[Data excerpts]
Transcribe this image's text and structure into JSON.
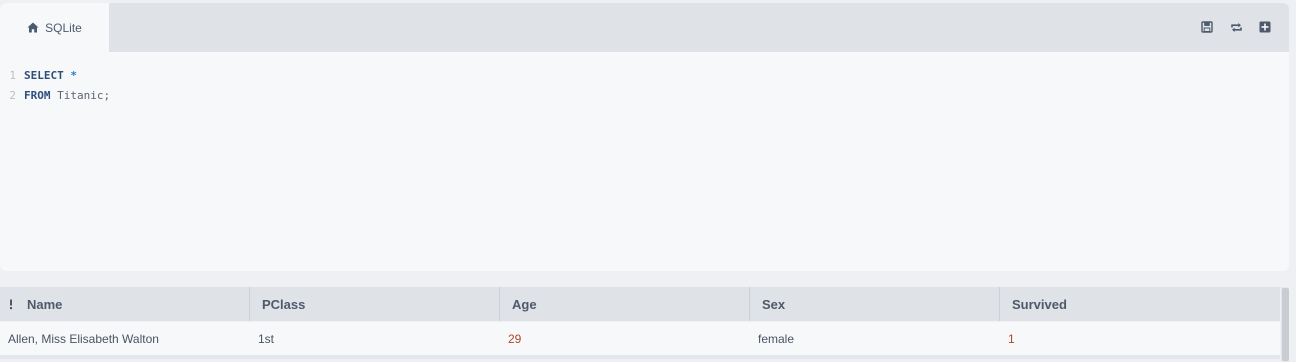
{
  "editor": {
    "tab": {
      "label": "SQLite",
      "icon": "home-icon"
    },
    "toolbar": [
      {
        "name": "save-icon",
        "title": "Save"
      },
      {
        "name": "refresh-icon",
        "title": "Refresh"
      },
      {
        "name": "add-icon",
        "title": "Add"
      }
    ],
    "code": [
      {
        "num": "1",
        "kw": "SELECT",
        "rest": "*"
      },
      {
        "num": "2",
        "kw": "FROM",
        "rest": "Titanic;"
      }
    ]
  },
  "results": {
    "menu_icon": "kebab-icon",
    "columns": [
      "Name",
      "PClass",
      "Age",
      "Sex",
      "Survived"
    ],
    "rows": [
      [
        "Allen, Miss Elisabeth Walton",
        "1st",
        "29",
        "female",
        "1"
      ]
    ]
  },
  "colors": {
    "accent": "#2f7fc4",
    "number": "#b0462e",
    "keyword": "#2e4f7a"
  }
}
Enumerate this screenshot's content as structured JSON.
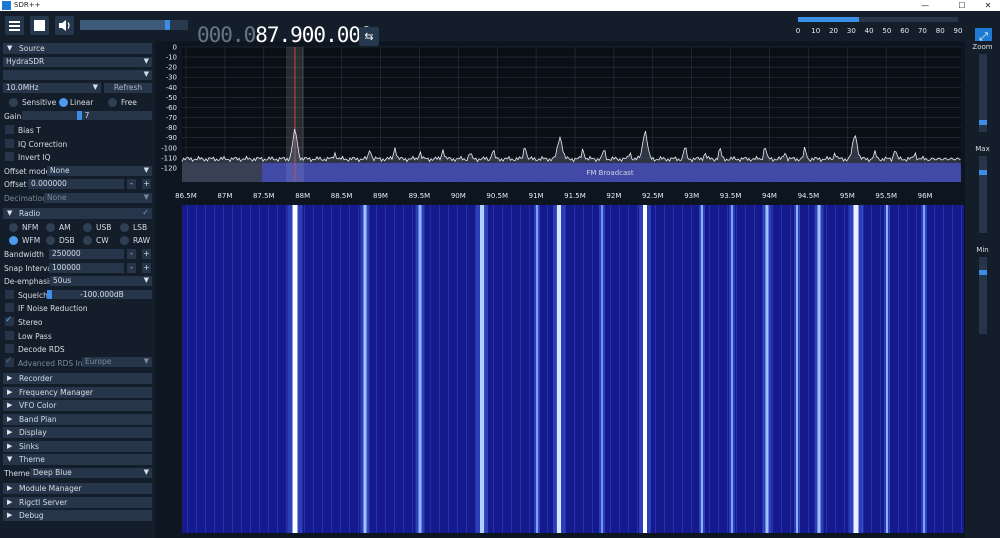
{
  "window": {
    "title": "SDR++",
    "minimize": "—",
    "maximize": "☐",
    "close": "✕"
  },
  "toolbar": {
    "volume": 0.83,
    "freq_dim": "000.0",
    "freq_bright": "87.900.000",
    "swap_icon": "⇆",
    "snr": {
      "fraction": 0.38,
      "ticks": [
        "0",
        "10",
        "20",
        "30",
        "40",
        "50",
        "60",
        "70",
        "80",
        "90"
      ]
    }
  },
  "sidebar": {
    "source": {
      "header": "Source",
      "device": "HydraSDR",
      "device2": "",
      "sample_rate": "10.0MHz",
      "refresh": "Refresh",
      "modes": [
        "Sensitive",
        "Linear",
        "Free"
      ],
      "selected_mode": 1,
      "gain_label": "Gain",
      "gain_value": "7",
      "gain_fraction": 0.44,
      "bias_t": "Bias T",
      "iq_correction": "IQ Correction",
      "invert_iq": "Invert IQ",
      "offset_mode_label": "Offset mode",
      "offset_mode": "None",
      "offset_label": "Offset",
      "offset_value": "0.000000",
      "decimation_label": "Decimation",
      "decimation": "None"
    },
    "radio": {
      "header": "Radio",
      "modes": [
        "NFM",
        "AM",
        "USB",
        "LSB",
        "WFM",
        "DSB",
        "CW",
        "RAW"
      ],
      "selected_mode": 4,
      "bandwidth_label": "Bandwidth",
      "bandwidth": "250000",
      "snap_label": "Snap Interval",
      "snap": "100000",
      "deemph_label": "De-emphasis",
      "deemph": "50us",
      "squelch_label": "Squelch",
      "squelch_value": "-100.000dB",
      "squelch_fraction": 0.0,
      "if_nr": "IF Noise Reduction",
      "stereo": "Stereo",
      "low_pass": "Low Pass",
      "decode_rds": "Decode RDS",
      "adv_rds": "Advanced RDS Info",
      "region": "Europe"
    },
    "collapsed": [
      "Recorder",
      "Frequency Manager",
      "VFO Color",
      "Band Plan",
      "Display",
      "Sinks"
    ],
    "theme": {
      "header": "Theme",
      "label": "Theme",
      "value": "Deep Blue"
    },
    "bottom": [
      "Module Manager",
      "Rigctl Server",
      "Debug"
    ],
    "minus": "-",
    "plus": "+"
  },
  "spectrum": {
    "y_ticks": [
      "0",
      "-10",
      "-20",
      "-30",
      "-40",
      "-50",
      "-60",
      "-70",
      "-80",
      "-90",
      "-100",
      "-110",
      "-120"
    ],
    "x_ticks": [
      "86.5M",
      "87M",
      "87.5M",
      "88M",
      "88.5M",
      "89M",
      "89.5M",
      "90M",
      "90.5M",
      "91M",
      "91.5M",
      "92M",
      "92.5M",
      "93M",
      "93.5M",
      "94M",
      "94.5M",
      "95M",
      "95.5M",
      "96M"
    ],
    "band_label": "FM Broadcast",
    "band_color": "#2a2fb0",
    "vfo_color": "#d04040"
  },
  "right": {
    "zoom": "Zoom",
    "max": "Max",
    "min": "Min",
    "zoom_fraction": 0.9,
    "max_fraction": 0.2,
    "min_fraction": 0.18
  },
  "colors": {
    "accent": "#3a8ee6",
    "panel": "#141e2b",
    "waterfall": "#141a8c"
  }
}
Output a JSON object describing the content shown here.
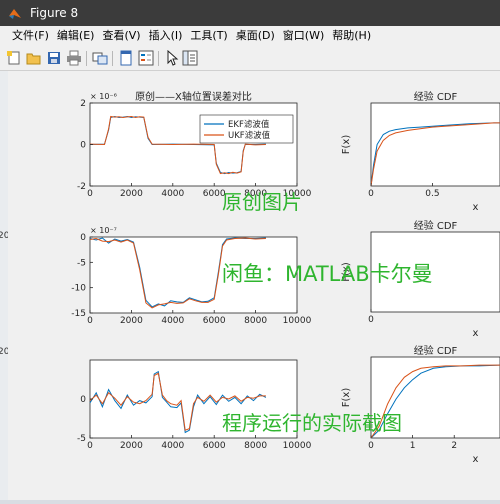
{
  "window": {
    "title": "Figure 8"
  },
  "menu": [
    "文件(F)",
    "编辑(E)",
    "查看(V)",
    "插入(I)",
    "工具(T)",
    "桌面(D)",
    "窗口(W)",
    "帮助(H)"
  ],
  "toolbar": [
    "new-figure-icon",
    "open-folder-icon",
    "save-icon",
    "print-icon",
    "link-plot-icon",
    "dock-icon",
    "legend-icon",
    "pointer-icon",
    "property-editor-icon"
  ],
  "side_labels": [
    "20",
    "20"
  ],
  "watermarks": {
    "line1": "原创图片",
    "line2": "闲鱼：MATLAB卡尔曼",
    "line3": "程序运行的实际截图"
  },
  "colors": {
    "ekf": "#0072bd",
    "ukf": "#d95319",
    "watermark": "#2fb52f"
  },
  "chart_data": [
    {
      "type": "line",
      "title": "原创——X轴位置误差对比",
      "exponent_label": "× 10⁻⁶",
      "xlim": [
        0,
        10000
      ],
      "ylim": [
        -2,
        2
      ],
      "xticks": [
        "0",
        "2000",
        "4000",
        "6000",
        "8000",
        "10000"
      ],
      "yticks": [
        "-2",
        "0",
        "2"
      ],
      "legend": {
        "position": "top-right",
        "entries": [
          "EKF滤波值",
          "UKF滤波值"
        ]
      },
      "x": [
        0,
        700,
        900,
        1000,
        1200,
        1400,
        1600,
        1800,
        2000,
        2200,
        2400,
        2600,
        2800,
        3000,
        4000,
        5000,
        6000,
        6100,
        6300,
        6500,
        6700,
        6900,
        7100,
        7300,
        7400,
        7500,
        8000,
        8500
      ],
      "series": [
        {
          "name": "EKF滤波值",
          "values": [
            0.0,
            0.02,
            0.7,
            1.3,
            1.35,
            1.3,
            1.32,
            1.35,
            1.3,
            1.34,
            1.32,
            1.3,
            0.3,
            0.0,
            0.02,
            0.0,
            -0.02,
            -0.9,
            -1.35,
            -1.4,
            -1.35,
            -1.38,
            -1.36,
            -1.3,
            -0.3,
            0.0,
            0.0,
            0.02
          ]
        },
        {
          "name": "UKF滤波值",
          "values": [
            0.02,
            0.0,
            0.75,
            1.35,
            1.32,
            1.34,
            1.3,
            1.33,
            1.35,
            1.3,
            1.34,
            1.32,
            0.35,
            0.02,
            0.0,
            0.02,
            0.0,
            -0.95,
            -1.4,
            -1.36,
            -1.4,
            -1.34,
            -1.38,
            -1.32,
            -0.35,
            0.02,
            -0.02,
            0.0
          ]
        }
      ]
    },
    {
      "type": "line",
      "exponent_label": "× 10⁻⁷",
      "xlim": [
        0,
        10000
      ],
      "ylim": [
        -15,
        0
      ],
      "xticks": [
        "0",
        "2000",
        "4000",
        "6000",
        "8000",
        "10000"
      ],
      "yticks": [
        "-15",
        "-10",
        "-5",
        "0"
      ],
      "x": [
        0,
        300,
        600,
        900,
        1200,
        1500,
        1800,
        2100,
        2400,
        2700,
        3000,
        3300,
        3600,
        3900,
        4200,
        4500,
        4800,
        5100,
        5400,
        5700,
        6000,
        6200,
        6400,
        6600,
        7000,
        7500,
        8000,
        8500
      ],
      "series": [
        {
          "name": "EKF滤波值",
          "values": [
            -0.3,
            -0.6,
            -0.2,
            -1.2,
            -0.4,
            -0.8,
            -0.5,
            -1.0,
            -6.0,
            -12.5,
            -13.8,
            -13.2,
            -13.6,
            -12.6,
            -12.8,
            -12.9,
            -12.0,
            -12.4,
            -12.8,
            -12.7,
            -12.0,
            -7.0,
            -1.5,
            -0.4,
            -0.2,
            -0.3,
            -0.3,
            -0.2
          ]
        },
        {
          "name": "UKF滤波值",
          "values": [
            -0.5,
            -0.3,
            -0.8,
            -0.9,
            -0.6,
            -1.0,
            -0.6,
            -1.2,
            -6.5,
            -13.0,
            -14.0,
            -13.4,
            -13.2,
            -12.9,
            -13.1,
            -13.0,
            -12.2,
            -12.6,
            -12.9,
            -12.9,
            -12.3,
            -7.5,
            -1.8,
            -0.6,
            -0.3,
            -0.2,
            -0.4,
            -0.3
          ]
        }
      ]
    },
    {
      "type": "line",
      "xlim": [
        0,
        10000
      ],
      "ylim": [
        -5,
        5
      ],
      "xticks": [
        "0",
        "2000",
        "4000",
        "6000",
        "8000",
        "10000"
      ],
      "yticks": [
        "-5",
        "0"
      ],
      "x": [
        0,
        300,
        600,
        900,
        1200,
        1500,
        1800,
        2100,
        2400,
        2700,
        3000,
        3100,
        3300,
        3500,
        3700,
        3900,
        4200,
        4400,
        4600,
        4800,
        5000,
        5200,
        5500,
        5800,
        6100,
        6400,
        6700,
        7000,
        7300,
        7600,
        7900,
        8200,
        8500
      ],
      "series": [
        {
          "name": "EKF滤波值",
          "values": [
            -0.5,
            0.8,
            -1.0,
            1.2,
            -0.2,
            -1.2,
            0.5,
            -0.8,
            -0.2,
            -0.5,
            0.3,
            3.2,
            3.5,
            0.2,
            -0.4,
            -1.0,
            -1.1,
            -0.5,
            -4.3,
            -4.0,
            -1.0,
            0.5,
            -0.6,
            0.3,
            -0.7,
            0.5,
            -0.3,
            0.2,
            -0.6,
            0.4,
            -0.2,
            0.6,
            0.2
          ]
        },
        {
          "name": "UKF滤波值",
          "values": [
            -0.2,
            0.5,
            -0.6,
            0.8,
            0.1,
            -0.8,
            0.3,
            -0.4,
            -0.6,
            -0.2,
            0.6,
            3.0,
            3.3,
            0.5,
            -0.2,
            -0.6,
            -0.8,
            -0.2,
            -4.0,
            -3.8,
            -0.6,
            0.2,
            -0.3,
            0.5,
            -0.4,
            0.2,
            0.0,
            0.4,
            -0.3,
            0.2,
            0.1,
            0.4,
            0.4
          ]
        }
      ]
    },
    {
      "type": "line",
      "title": "经验 CDF",
      "xlabel": "x",
      "ylabel": "F(x)",
      "xlim": [
        0,
        1.05
      ],
      "ylim": [
        0,
        1
      ],
      "xticks": [
        "0",
        "0.5"
      ],
      "x": [
        0,
        0.02,
        0.05,
        0.1,
        0.15,
        0.2,
        0.3,
        0.4,
        0.5,
        0.6,
        0.8,
        1.0,
        1.05
      ],
      "series": [
        {
          "name": "EKF滤波值",
          "values": [
            0.0,
            0.25,
            0.5,
            0.62,
            0.66,
            0.68,
            0.7,
            0.71,
            0.72,
            0.73,
            0.75,
            0.76,
            0.76
          ]
        },
        {
          "name": "UKF滤波值",
          "values": [
            0.0,
            0.2,
            0.42,
            0.55,
            0.61,
            0.64,
            0.67,
            0.69,
            0.71,
            0.72,
            0.74,
            0.76,
            0.76
          ]
        }
      ]
    },
    {
      "type": "line",
      "title": "经验 CDF",
      "xlabel": "x",
      "ylabel": "F(x)",
      "xlim": [
        0,
        1.05
      ],
      "ylim": [
        0,
        1
      ],
      "xticks": [
        "0"
      ],
      "x": [
        0,
        1.05
      ],
      "series": []
    },
    {
      "type": "line",
      "title": "经验 CDF",
      "xlabel": "x",
      "ylabel": "F(x)",
      "xlim": [
        0,
        3.1
      ],
      "ylim": [
        0,
        1
      ],
      "xticks": [
        "0",
        "1",
        "2"
      ],
      "x": [
        0,
        0.2,
        0.4,
        0.6,
        0.8,
        1.0,
        1.2,
        1.5,
        1.8,
        2.2,
        2.6,
        3.1
      ],
      "series": [
        {
          "name": "EKF滤波值",
          "values": [
            0.0,
            0.1,
            0.3,
            0.48,
            0.62,
            0.72,
            0.8,
            0.86,
            0.88,
            0.89,
            0.89,
            0.9
          ]
        },
        {
          "name": "UKF滤波值",
          "values": [
            0.0,
            0.15,
            0.42,
            0.62,
            0.75,
            0.82,
            0.86,
            0.88,
            0.89,
            0.89,
            0.9,
            0.9
          ]
        }
      ]
    }
  ]
}
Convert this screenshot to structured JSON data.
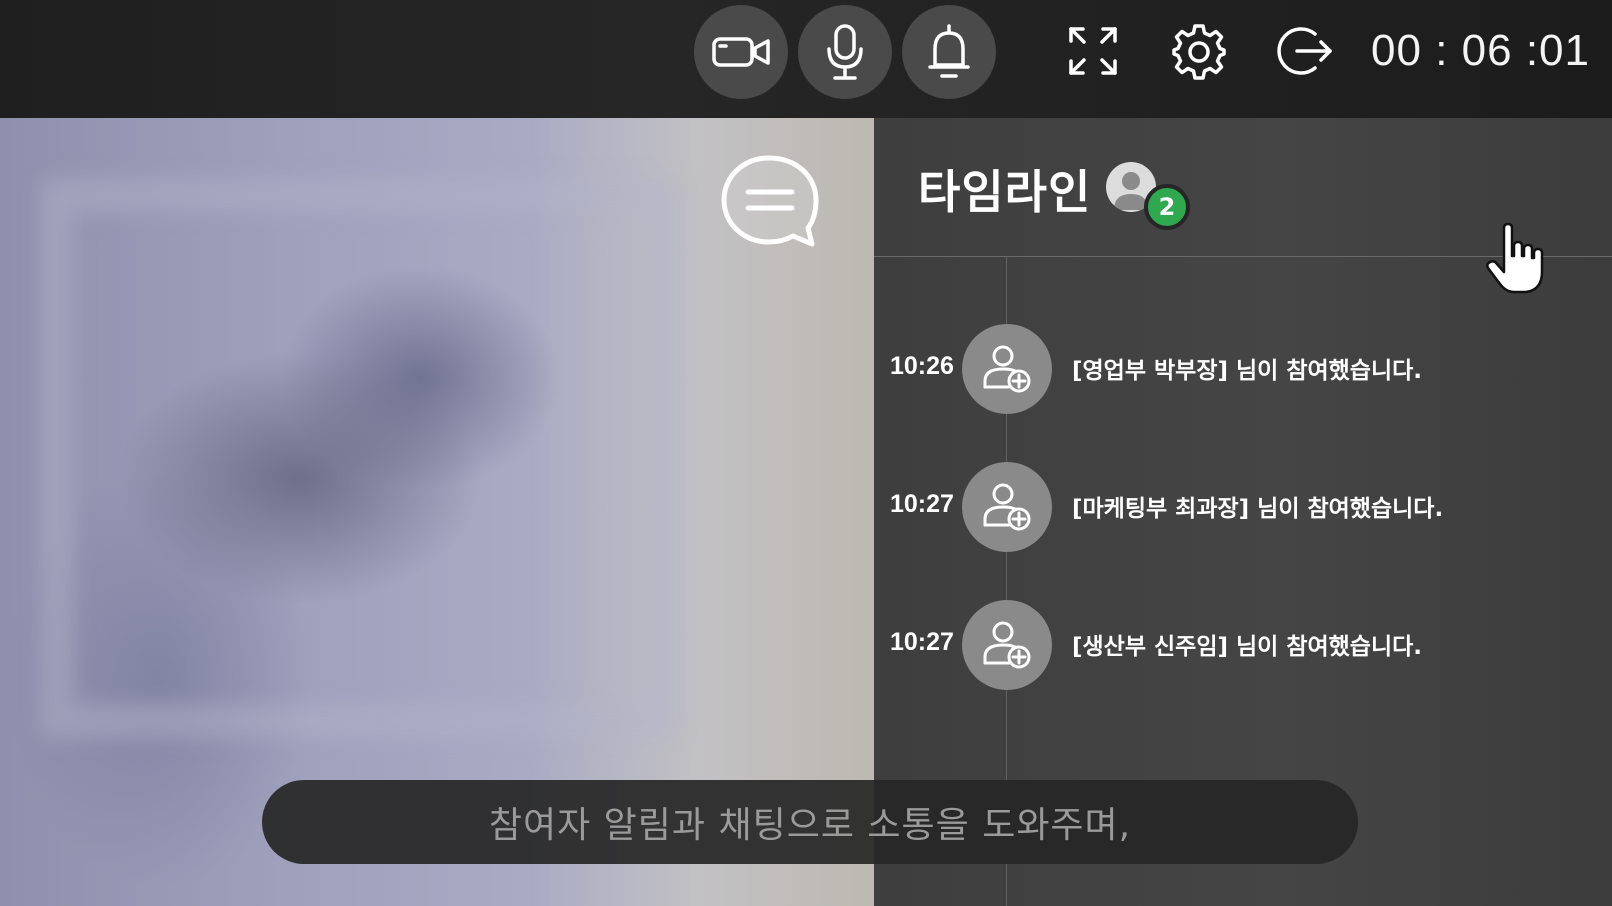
{
  "topbar": {
    "buttons": [
      {
        "name": "camera",
        "icon": "video-camera-icon"
      },
      {
        "name": "microphone",
        "icon": "microphone-icon"
      },
      {
        "name": "notification",
        "icon": "bell-icon"
      },
      {
        "name": "fullscreen",
        "icon": "expand-icon"
      },
      {
        "name": "settings",
        "icon": "gear-icon"
      },
      {
        "name": "exit",
        "icon": "logout-icon"
      }
    ],
    "timer": "00 : 06 :01"
  },
  "video": {
    "chat_toggle_icon": "chat-bubble-icon"
  },
  "timeline": {
    "title": "타임라인",
    "participant_count": "2",
    "badge_color": "#2fa84f",
    "events": [
      {
        "time": "10:26",
        "icon": "user-add-icon",
        "message": "[영업부 박부장] 님이 참여했습니다."
      },
      {
        "time": "10:27",
        "icon": "user-add-icon",
        "message": "[마케팅부 최과장] 님이 참여했습니다."
      },
      {
        "time": "10:27",
        "icon": "user-add-icon",
        "message": "[생산부 신주임] 님이 참여했습니다."
      }
    ]
  },
  "caption": {
    "text": "참여자 알림과 채팅으로 소통을 도와주며,"
  }
}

- **Aim of the task**
Extract every line above containing the word "screenshot".

- **Solution below**
Enumerate this screenshot's content as structured JSON.
Convert this screenshot to structured JSON data.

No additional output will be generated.